Challenge » Go through the lines below. Copy those with "точностью".
— begin Stored records —
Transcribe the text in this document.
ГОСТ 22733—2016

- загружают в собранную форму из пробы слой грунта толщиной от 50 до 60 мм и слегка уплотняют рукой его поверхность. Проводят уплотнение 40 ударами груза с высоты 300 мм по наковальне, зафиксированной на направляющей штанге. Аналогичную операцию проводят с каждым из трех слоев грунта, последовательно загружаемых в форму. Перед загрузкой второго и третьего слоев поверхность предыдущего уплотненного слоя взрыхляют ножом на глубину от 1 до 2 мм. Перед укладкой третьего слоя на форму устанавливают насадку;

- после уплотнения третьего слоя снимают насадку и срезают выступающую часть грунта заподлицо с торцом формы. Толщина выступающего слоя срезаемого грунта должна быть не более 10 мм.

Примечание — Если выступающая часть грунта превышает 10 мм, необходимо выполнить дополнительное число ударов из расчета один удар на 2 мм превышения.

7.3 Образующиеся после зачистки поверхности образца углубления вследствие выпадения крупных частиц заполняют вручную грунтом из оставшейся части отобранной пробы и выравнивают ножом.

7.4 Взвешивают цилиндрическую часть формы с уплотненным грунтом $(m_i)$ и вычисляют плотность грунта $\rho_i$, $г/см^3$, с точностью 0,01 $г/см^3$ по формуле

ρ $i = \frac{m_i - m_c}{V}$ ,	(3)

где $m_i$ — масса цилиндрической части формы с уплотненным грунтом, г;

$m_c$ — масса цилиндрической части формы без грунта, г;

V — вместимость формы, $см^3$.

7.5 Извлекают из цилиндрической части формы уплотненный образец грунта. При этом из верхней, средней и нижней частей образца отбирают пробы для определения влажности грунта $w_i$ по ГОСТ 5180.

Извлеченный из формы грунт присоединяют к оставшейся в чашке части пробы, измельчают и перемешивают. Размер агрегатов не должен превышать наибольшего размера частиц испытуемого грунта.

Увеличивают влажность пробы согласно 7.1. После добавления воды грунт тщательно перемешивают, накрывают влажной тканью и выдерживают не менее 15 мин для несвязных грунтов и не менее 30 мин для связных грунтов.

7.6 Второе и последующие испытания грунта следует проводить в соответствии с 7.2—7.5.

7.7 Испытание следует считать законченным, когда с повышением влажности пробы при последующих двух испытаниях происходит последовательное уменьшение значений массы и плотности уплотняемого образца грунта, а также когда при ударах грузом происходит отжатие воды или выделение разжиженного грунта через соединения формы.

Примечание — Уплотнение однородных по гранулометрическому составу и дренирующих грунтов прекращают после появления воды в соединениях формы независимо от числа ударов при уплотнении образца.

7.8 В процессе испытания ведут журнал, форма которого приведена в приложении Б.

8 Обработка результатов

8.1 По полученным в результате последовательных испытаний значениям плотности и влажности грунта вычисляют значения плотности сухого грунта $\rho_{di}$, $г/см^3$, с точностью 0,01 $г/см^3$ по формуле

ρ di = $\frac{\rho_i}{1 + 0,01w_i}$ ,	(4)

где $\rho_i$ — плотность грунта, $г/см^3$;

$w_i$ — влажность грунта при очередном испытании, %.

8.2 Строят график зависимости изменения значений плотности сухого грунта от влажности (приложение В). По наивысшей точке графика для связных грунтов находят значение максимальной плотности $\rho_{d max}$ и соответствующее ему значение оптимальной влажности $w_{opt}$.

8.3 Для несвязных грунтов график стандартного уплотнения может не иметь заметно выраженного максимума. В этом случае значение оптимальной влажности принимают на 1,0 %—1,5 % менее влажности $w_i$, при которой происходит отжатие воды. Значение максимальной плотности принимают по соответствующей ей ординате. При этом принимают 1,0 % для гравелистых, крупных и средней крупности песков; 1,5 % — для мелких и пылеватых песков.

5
— end Stored records —
— begin Stored records —
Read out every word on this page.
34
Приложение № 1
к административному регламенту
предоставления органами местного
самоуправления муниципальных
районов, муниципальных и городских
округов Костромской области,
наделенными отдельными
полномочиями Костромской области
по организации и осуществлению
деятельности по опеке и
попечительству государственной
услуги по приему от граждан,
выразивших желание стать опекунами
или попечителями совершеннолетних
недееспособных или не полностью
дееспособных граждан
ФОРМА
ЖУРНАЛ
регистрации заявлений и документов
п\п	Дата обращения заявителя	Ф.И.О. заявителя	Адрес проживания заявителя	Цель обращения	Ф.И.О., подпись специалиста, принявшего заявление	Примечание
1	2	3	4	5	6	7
— end Stored records —
Correct output »
7.4 Взвешивают цилиндрическую часть формы с уплотненным грунтом $(m_i)$ и вычисляют плотность грунта $\rho_i$, $г/см^3$, с точностью 0,01 $г/см^3$ по формуле
8.1 По полученным в результате последовательных испытаний значениям плотности и влажности грунта вычисляют значения плотности сухого грунта $\rho_{di}$, $г/см^3$, с точностью 0,01 $г/см^3$ по формуле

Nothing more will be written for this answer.